▸ **Short exercise**
Copy out the material below line for line, without changing anything.

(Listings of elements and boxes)
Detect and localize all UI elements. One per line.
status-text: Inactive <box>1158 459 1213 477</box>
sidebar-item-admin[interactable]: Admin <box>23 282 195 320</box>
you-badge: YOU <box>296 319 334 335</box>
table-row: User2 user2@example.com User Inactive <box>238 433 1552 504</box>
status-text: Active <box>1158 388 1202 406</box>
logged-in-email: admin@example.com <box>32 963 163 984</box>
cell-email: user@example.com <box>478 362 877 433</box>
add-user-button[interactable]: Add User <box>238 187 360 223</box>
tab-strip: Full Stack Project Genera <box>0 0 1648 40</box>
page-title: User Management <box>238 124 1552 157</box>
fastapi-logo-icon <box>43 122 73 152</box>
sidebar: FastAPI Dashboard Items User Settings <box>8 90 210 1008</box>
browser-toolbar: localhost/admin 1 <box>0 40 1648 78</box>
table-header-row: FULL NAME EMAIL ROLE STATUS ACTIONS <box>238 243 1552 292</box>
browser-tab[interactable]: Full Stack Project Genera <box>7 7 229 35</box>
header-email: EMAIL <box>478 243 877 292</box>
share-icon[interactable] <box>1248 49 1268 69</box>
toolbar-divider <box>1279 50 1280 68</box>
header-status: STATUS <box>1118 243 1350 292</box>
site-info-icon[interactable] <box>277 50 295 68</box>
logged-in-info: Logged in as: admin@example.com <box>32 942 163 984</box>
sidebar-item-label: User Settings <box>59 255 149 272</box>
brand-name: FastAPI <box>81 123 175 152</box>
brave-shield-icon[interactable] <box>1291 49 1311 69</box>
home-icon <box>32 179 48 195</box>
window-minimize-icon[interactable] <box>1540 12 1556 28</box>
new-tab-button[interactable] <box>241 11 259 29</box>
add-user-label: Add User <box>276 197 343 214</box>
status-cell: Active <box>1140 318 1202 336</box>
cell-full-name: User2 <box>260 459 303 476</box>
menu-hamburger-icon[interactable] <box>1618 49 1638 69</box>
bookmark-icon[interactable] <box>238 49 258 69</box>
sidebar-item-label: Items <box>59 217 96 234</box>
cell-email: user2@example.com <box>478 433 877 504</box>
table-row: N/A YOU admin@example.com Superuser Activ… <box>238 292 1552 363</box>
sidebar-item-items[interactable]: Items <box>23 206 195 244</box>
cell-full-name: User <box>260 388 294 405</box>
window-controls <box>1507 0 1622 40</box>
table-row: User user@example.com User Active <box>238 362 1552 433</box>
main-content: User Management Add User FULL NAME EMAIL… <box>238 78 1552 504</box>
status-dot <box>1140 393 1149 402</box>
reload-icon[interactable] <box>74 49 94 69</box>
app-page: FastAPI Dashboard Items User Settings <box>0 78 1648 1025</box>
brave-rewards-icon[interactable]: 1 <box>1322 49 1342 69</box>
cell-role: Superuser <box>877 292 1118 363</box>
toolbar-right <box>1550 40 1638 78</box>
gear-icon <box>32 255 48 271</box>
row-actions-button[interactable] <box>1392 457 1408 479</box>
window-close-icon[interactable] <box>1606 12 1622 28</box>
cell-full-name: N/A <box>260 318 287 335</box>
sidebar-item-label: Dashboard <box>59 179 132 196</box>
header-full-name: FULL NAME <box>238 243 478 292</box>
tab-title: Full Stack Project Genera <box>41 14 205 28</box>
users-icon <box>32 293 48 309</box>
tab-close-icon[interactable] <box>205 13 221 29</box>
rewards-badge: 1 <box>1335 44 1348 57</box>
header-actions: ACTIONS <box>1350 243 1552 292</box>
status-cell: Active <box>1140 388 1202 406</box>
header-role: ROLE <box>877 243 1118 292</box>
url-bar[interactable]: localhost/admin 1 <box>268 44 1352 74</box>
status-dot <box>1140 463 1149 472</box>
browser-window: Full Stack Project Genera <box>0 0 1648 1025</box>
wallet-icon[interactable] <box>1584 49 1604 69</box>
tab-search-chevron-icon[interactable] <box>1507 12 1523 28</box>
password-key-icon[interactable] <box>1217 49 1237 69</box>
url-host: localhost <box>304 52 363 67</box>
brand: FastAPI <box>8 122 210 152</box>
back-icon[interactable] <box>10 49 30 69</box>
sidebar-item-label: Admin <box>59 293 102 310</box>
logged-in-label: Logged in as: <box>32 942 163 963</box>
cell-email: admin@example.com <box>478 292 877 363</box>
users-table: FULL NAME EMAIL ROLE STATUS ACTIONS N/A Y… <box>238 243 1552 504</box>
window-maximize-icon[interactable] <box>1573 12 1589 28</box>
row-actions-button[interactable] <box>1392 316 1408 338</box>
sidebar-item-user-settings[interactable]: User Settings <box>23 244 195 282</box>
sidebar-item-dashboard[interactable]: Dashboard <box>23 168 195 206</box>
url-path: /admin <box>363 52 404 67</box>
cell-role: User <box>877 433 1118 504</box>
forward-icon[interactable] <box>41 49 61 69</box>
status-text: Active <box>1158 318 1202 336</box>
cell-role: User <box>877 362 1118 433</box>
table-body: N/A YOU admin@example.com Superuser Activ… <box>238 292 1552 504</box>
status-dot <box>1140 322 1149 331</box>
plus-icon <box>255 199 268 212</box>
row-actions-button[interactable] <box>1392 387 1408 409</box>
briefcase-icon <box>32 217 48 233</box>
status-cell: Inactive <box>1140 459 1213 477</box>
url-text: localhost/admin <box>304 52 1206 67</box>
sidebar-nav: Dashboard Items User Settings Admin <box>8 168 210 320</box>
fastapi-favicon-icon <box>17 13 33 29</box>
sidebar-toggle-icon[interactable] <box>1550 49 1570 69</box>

▸ **The output**
Detect and localize all UI elements. One per line.
status-text: Inactive <box>1158 459 1213 477</box>
sidebar-item-admin[interactable]: Admin <box>23 282 195 320</box>
you-badge: YOU <box>296 319 334 335</box>
table-row: User2 user2@example.com User Inactive <box>238 433 1552 504</box>
status-text: Active <box>1158 388 1202 406</box>
logged-in-email: admin@example.com <box>32 963 163 984</box>
cell-email: user@example.com <box>478 362 877 433</box>
add-user-button[interactable]: Add User <box>238 187 360 223</box>
tab-strip: Full Stack Project Genera <box>0 0 1648 40</box>
page-title: User Management <box>238 124 1552 157</box>
fastapi-logo-icon <box>43 122 73 152</box>
sidebar: FastAPI Dashboard Items User Settings <box>8 90 210 1008</box>
browser-toolbar: localhost/admin 1 <box>0 40 1648 78</box>
table-header-row: FULL NAME EMAIL ROLE STATUS ACTIONS <box>238 243 1552 292</box>
browser-tab[interactable]: Full Stack Project Genera <box>7 7 229 35</box>
header-email: EMAIL <box>478 243 877 292</box>
share-icon[interactable] <box>1248 49 1268 69</box>
toolbar-divider <box>1279 50 1280 68</box>
header-status: STATUS <box>1118 243 1350 292</box>
site-info-icon[interactable] <box>277 50 295 68</box>
logged-in-info: Logged in as: admin@example.com <box>32 942 163 984</box>
sidebar-item-label: User Settings <box>59 255 149 272</box>
brand-name: FastAPI <box>81 123 175 152</box>
brave-shield-icon[interactable] <box>1291 49 1311 69</box>
home-icon <box>32 179 48 195</box>
window-minimize-icon[interactable] <box>1540 12 1556 28</box>
new-tab-button[interactable] <box>241 11 259 29</box>
add-user-label: Add User <box>276 197 343 214</box>
status-cell: Active <box>1140 318 1202 336</box>
cell-full-name: User2 <box>260 459 303 476</box>
menu-hamburger-icon[interactable] <box>1618 49 1638 69</box>
bookmark-icon[interactable] <box>238 49 258 69</box>
sidebar-item-label: Items <box>59 217 96 234</box>
cell-email: user2@example.com <box>478 433 877 504</box>
table-row: N/A YOU admin@example.com Superuser Activ… <box>238 292 1552 363</box>
sidebar-item-items[interactable]: Items <box>23 206 195 244</box>
cell-full-name: User <box>260 388 294 405</box>
window-controls <box>1507 0 1622 40</box>
table-row: User user@example.com User Active <box>238 362 1552 433</box>
main-content: User Management Add User FULL NAME EMAIL… <box>238 78 1552 504</box>
status-dot <box>1140 393 1149 402</box>
reload-icon[interactable] <box>74 49 94 69</box>
app-page: FastAPI Dashboard Items User Settings <box>0 78 1648 1025</box>
brave-rewards-icon[interactable]: 1 <box>1322 49 1342 69</box>
cell-role: Superuser <box>877 292 1118 363</box>
toolbar-right <box>1550 40 1638 78</box>
gear-icon <box>32 255 48 271</box>
row-actions-button[interactable] <box>1392 457 1408 479</box>
window-close-icon[interactable] <box>1606 12 1622 28</box>
cell-full-name: N/A <box>260 318 287 335</box>
sidebar-item-label: Dashboard <box>59 179 132 196</box>
header-full-name: FULL NAME <box>238 243 478 292</box>
tab-title: Full Stack Project Genera <box>41 14 205 28</box>
users-icon <box>32 293 48 309</box>
tab-close-icon[interactable] <box>205 13 221 29</box>
rewards-badge: 1 <box>1335 44 1348 57</box>
header-actions: ACTIONS <box>1350 243 1552 292</box>
status-cell: Active <box>1140 388 1202 406</box>
header-role: ROLE <box>877 243 1118 292</box>
url-bar[interactable]: localhost/admin 1 <box>268 44 1352 74</box>
status-dot <box>1140 463 1149 472</box>
browser-window: Full Stack Project Genera <box>0 0 1648 1025</box>
wallet-icon[interactable] <box>1584 49 1604 69</box>
tab-search-chevron-icon[interactable] <box>1507 12 1523 28</box>
password-key-icon[interactable] <box>1217 49 1237 69</box>
url-host: localhost <box>304 52 363 67</box>
brand: FastAPI <box>8 122 210 152</box>
back-icon[interactable] <box>10 49 30 69</box>
sidebar-item-label: Admin <box>59 293 102 310</box>
logged-in-label: Logged in as: <box>32 942 163 963</box>
cell-email: admin@example.com <box>478 292 877 363</box>
users-table: FULL NAME EMAIL ROLE STATUS ACTIONS N/A Y… <box>238 243 1552 504</box>
window-maximize-icon[interactable] <box>1573 12 1589 28</box>
row-actions-button[interactable] <box>1392 316 1408 338</box>
sidebar-item-user-settings[interactable]: User Settings <box>23 244 195 282</box>
sidebar-item-dashboard[interactable]: Dashboard <box>23 168 195 206</box>
url-path: /admin <box>363 52 404 67</box>
cell-role: User <box>877 433 1118 504</box>
forward-icon[interactable] <box>41 49 61 69</box>
status-text: Active <box>1158 318 1202 336</box>
cell-role: User <box>877 362 1118 433</box>
table-body: N/A YOU admin@example.com Superuser Activ… <box>238 292 1552 504</box>
status-dot <box>1140 322 1149 331</box>
plus-icon <box>255 199 268 212</box>
row-actions-button[interactable] <box>1392 387 1408 409</box>
briefcase-icon <box>32 217 48 233</box>
status-cell: Inactive <box>1140 459 1213 477</box>
url-text: localhost/admin <box>304 52 1206 67</box>
sidebar-nav: Dashboard Items User Settings Admin <box>8 168 210 320</box>
fastapi-favicon-icon <box>17 13 33 29</box>
sidebar-toggle-icon[interactable] <box>1550 49 1570 69</box>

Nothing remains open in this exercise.